** begin Data for processing **

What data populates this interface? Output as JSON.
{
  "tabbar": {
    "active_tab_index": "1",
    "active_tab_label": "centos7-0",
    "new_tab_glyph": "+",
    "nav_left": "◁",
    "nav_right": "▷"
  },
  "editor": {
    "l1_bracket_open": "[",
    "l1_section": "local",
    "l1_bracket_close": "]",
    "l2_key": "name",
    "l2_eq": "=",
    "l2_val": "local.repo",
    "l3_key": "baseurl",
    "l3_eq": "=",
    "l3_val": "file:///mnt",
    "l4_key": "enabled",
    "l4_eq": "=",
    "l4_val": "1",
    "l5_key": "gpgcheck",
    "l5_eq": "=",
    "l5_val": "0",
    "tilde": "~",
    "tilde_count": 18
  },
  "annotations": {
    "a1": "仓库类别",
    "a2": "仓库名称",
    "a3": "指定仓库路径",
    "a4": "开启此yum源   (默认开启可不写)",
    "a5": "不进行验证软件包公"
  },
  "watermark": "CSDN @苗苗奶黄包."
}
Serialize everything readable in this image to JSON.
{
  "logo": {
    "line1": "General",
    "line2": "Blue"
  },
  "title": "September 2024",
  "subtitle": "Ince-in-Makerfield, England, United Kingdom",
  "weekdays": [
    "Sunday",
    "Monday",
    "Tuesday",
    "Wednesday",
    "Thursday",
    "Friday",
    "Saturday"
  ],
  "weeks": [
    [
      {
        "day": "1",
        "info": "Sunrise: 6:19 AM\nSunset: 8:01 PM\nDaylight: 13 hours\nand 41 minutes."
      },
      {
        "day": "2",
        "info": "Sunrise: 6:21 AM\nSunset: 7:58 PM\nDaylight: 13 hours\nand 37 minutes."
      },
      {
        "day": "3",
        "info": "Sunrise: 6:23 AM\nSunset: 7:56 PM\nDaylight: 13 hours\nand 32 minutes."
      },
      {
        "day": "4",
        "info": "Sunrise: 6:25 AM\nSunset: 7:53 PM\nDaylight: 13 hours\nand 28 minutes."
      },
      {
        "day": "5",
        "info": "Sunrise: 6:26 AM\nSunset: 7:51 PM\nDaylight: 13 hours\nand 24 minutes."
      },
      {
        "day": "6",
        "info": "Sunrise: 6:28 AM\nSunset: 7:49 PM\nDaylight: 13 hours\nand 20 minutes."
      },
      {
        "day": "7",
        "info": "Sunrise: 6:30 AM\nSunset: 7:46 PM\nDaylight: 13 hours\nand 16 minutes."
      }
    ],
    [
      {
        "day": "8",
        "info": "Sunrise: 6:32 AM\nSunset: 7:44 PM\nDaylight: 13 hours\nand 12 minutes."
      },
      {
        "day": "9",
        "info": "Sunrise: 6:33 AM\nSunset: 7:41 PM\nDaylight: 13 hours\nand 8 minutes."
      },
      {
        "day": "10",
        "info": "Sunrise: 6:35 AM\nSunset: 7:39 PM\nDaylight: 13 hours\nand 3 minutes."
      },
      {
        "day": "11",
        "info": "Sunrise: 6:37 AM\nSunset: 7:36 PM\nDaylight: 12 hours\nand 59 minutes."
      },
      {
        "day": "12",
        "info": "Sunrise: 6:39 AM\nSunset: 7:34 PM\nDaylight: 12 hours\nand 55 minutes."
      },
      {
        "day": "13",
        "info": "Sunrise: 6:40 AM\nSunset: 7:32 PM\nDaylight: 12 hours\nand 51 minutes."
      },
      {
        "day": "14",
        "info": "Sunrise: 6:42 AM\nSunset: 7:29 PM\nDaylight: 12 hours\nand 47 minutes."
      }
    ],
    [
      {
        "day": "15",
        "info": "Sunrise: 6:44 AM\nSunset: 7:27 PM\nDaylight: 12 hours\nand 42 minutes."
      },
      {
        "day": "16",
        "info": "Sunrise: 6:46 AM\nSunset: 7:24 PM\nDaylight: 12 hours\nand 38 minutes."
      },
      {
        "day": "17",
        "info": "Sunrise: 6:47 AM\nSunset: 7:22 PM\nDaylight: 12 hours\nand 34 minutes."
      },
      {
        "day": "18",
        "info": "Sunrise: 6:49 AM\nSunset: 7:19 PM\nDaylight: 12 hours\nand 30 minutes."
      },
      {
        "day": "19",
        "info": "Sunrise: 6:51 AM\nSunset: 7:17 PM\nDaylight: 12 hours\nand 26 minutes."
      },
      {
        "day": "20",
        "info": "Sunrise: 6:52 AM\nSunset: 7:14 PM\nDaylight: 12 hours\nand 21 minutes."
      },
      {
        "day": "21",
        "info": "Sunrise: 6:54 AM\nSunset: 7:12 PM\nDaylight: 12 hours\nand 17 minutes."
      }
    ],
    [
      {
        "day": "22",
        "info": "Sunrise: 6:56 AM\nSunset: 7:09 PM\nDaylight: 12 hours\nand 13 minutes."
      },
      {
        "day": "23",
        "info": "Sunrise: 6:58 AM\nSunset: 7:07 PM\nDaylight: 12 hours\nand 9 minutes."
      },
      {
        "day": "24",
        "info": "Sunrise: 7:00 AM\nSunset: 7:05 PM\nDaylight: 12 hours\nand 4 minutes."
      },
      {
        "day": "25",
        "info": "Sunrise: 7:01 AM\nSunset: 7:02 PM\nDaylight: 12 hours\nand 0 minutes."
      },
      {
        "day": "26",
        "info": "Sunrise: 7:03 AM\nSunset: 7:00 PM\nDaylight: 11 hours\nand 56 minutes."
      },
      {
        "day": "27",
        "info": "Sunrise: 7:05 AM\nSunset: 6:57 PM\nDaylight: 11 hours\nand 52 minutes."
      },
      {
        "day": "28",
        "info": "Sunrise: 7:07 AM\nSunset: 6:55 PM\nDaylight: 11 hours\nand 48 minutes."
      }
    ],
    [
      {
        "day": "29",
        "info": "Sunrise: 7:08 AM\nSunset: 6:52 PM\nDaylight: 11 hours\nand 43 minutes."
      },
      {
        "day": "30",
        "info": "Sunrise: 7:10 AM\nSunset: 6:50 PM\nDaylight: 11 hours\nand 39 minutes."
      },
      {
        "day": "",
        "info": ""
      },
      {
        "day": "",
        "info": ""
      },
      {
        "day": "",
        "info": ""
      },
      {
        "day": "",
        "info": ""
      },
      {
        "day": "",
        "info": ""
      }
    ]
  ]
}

** end Data for processing **
** begin Data for processing **

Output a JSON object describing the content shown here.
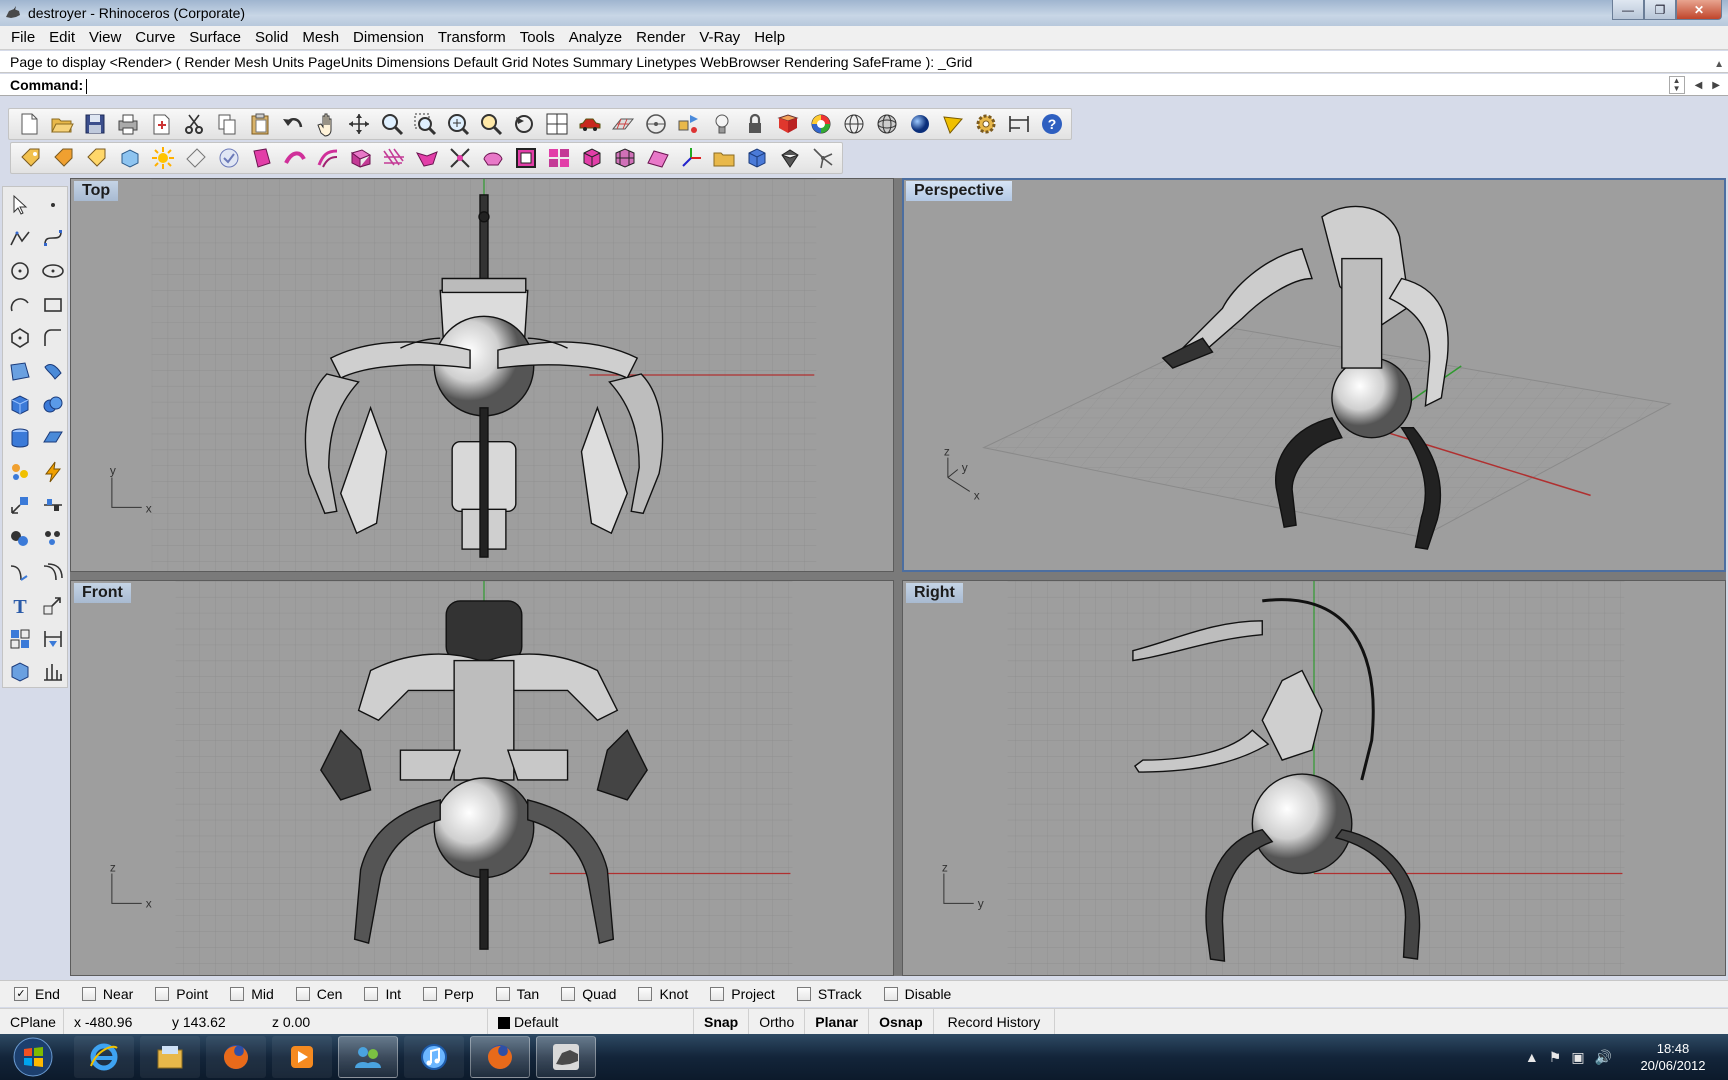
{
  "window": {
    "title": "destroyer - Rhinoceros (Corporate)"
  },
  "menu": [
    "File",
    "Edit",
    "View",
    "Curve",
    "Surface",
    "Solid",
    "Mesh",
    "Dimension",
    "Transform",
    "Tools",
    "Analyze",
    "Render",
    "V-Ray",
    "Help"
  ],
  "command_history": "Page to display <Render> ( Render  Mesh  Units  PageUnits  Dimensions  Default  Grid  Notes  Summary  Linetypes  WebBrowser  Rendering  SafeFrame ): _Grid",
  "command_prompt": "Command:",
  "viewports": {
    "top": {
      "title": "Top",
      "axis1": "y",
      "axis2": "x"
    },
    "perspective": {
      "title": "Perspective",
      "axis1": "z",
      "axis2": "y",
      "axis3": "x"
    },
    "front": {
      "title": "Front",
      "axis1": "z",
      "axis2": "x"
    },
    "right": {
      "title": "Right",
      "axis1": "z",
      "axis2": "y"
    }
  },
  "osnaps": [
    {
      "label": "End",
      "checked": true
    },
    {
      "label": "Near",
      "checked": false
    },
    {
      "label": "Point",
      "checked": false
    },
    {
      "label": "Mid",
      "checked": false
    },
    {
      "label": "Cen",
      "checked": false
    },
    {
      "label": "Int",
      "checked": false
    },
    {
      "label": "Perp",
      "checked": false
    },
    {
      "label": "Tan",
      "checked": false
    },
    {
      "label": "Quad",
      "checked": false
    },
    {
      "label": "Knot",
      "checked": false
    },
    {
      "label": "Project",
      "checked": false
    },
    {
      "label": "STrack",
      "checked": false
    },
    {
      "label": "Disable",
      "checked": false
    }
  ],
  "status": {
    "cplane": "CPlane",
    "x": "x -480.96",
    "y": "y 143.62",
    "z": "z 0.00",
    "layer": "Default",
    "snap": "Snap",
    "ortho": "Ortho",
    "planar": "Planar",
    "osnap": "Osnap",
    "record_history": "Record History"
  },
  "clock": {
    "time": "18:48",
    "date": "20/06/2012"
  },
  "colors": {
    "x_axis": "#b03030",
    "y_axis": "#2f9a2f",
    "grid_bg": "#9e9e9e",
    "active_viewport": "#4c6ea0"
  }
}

** end Data for processing **

**Exercise**. Go through the material above and count the lines that contain "Output"; give that number alone.

**Answer for this exercise**. 2